→ Problem to solve
Pick out each line below containing "then".

→ Source data
>>

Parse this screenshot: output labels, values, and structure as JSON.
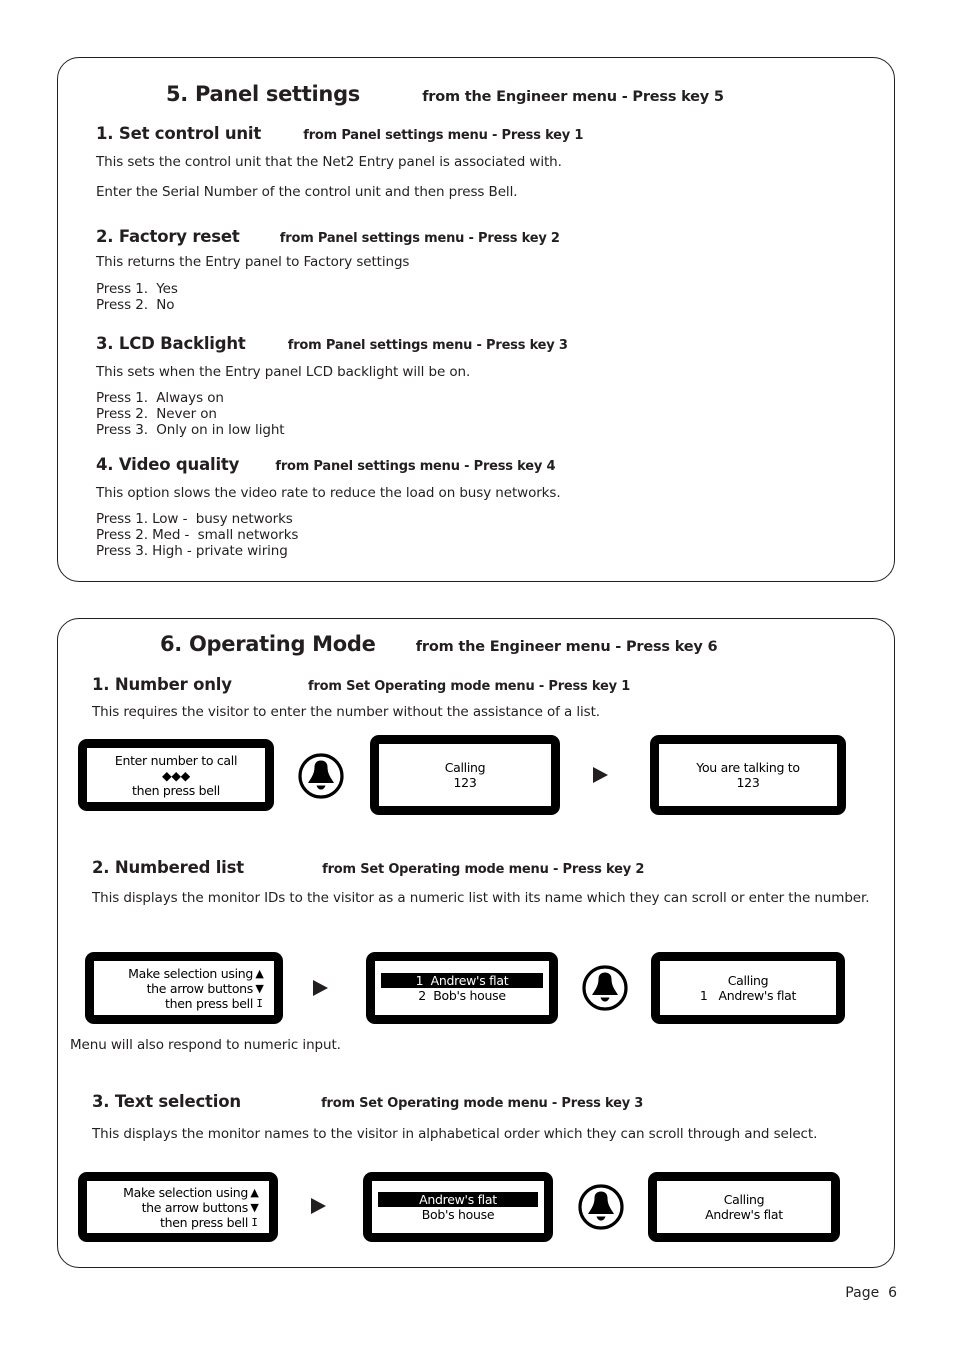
{
  "page": {
    "footer": "Page  6"
  },
  "sections": [
    {
      "title": "5. Panel settings",
      "from": "from the Engineer menu - Press key 5",
      "subsections": [
        {
          "title": "1. Set control unit",
          "from": "from Panel settings menu - Press key 1",
          "body1": "This sets the control unit that the Net2 Entry panel is associated with.",
          "body2": "Enter the Serial Number of the control unit and then press Bell."
        },
        {
          "title": "2. Factory reset",
          "from": "from Panel settings menu - Press key 2",
          "body1": "This returns the Entry panel to Factory settings",
          "options": "Press 1.  Yes\nPress 2.  No"
        },
        {
          "title": "3. LCD Backlight",
          "from": "from Panel settings menu - Press key 3",
          "body1": "This sets when the Entry panel LCD backlight will be on.",
          "options": "Press 1.  Always on\nPress 2.  Never on\nPress 3.  Only on in low light"
        },
        {
          "title": "4. Video quality",
          "from": "from Panel settings menu - Press key 4",
          "body1": "This option slows the video rate to reduce the load on busy networks.",
          "options": "Press 1. Low -  busy networks\nPress 2. Med -  small networks\nPress 3. High - private wiring"
        }
      ]
    },
    {
      "title": "6. Operating Mode",
      "from": "from the Engineer menu - Press key 6",
      "subsections": [
        {
          "title": "1. Number only",
          "from": "from Set Operating mode menu - Press key 1",
          "body1": "This requires the visitor to enter the number without the assistance of a list."
        },
        {
          "title": "2. Numbered list",
          "from": "from Set Operating mode menu - Press key 2",
          "body1": "This displays the monitor IDs to the visitor as a numeric list with its name which they can scroll or enter the number.",
          "note": "Menu will also respond to numeric input."
        },
        {
          "title": "3. Text selection",
          "from": "from Set Operating mode menu - Press key 3",
          "body1": "This displays the monitor names to the visitor in alphabetical order which they can scroll through and select."
        }
      ]
    }
  ],
  "flows": {
    "number_only": {
      "lcd1": {
        "line1": "Enter number to call",
        "line2": "◆◆◆",
        "line3": "then press bell"
      },
      "lcd2": {
        "line1": "Calling",
        "line2": "123"
      },
      "lcd3": {
        "line1": "You are talking to",
        "line2": "123"
      }
    },
    "numbered_list": {
      "lcd1": {
        "line1": "Make selection using",
        "arrow1": "▲",
        "line2": "the arrow buttons",
        "arrow2": "▼",
        "line3": "then press bell",
        "arrow3": "ⵊ"
      },
      "lcd2": {
        "line1": "1  Andrew's flat",
        "line2": "2  Bob's house"
      },
      "lcd3": {
        "line1": "Calling",
        "line2": "1   Andrew's flat"
      }
    },
    "text_selection": {
      "lcd1": {
        "line1": "Make selection using",
        "arrow1": "▲",
        "line2": "the arrow buttons",
        "arrow2": "▼",
        "line3": "then press bell",
        "arrow3": "ⵊ"
      },
      "lcd2": {
        "line1": "Andrew's flat",
        "line2": "Bob's house"
      },
      "lcd3": {
        "line1": "Calling",
        "line2": "Andrew's flat"
      }
    }
  },
  "icons": {
    "bell": "bell-icon",
    "flow_arrow": "right-arrow-icon"
  },
  "colors": {
    "text": "#231f20",
    "lcd_bezel": "#000000",
    "lcd_screen": "#ffffff"
  }
}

<<

→ Full solution
          "body2": "Enter the Serial Number of the control unit and then press Bell."
        "line3": "then press bell"
        "line3": "then press bell",
        "line3": "then press bell",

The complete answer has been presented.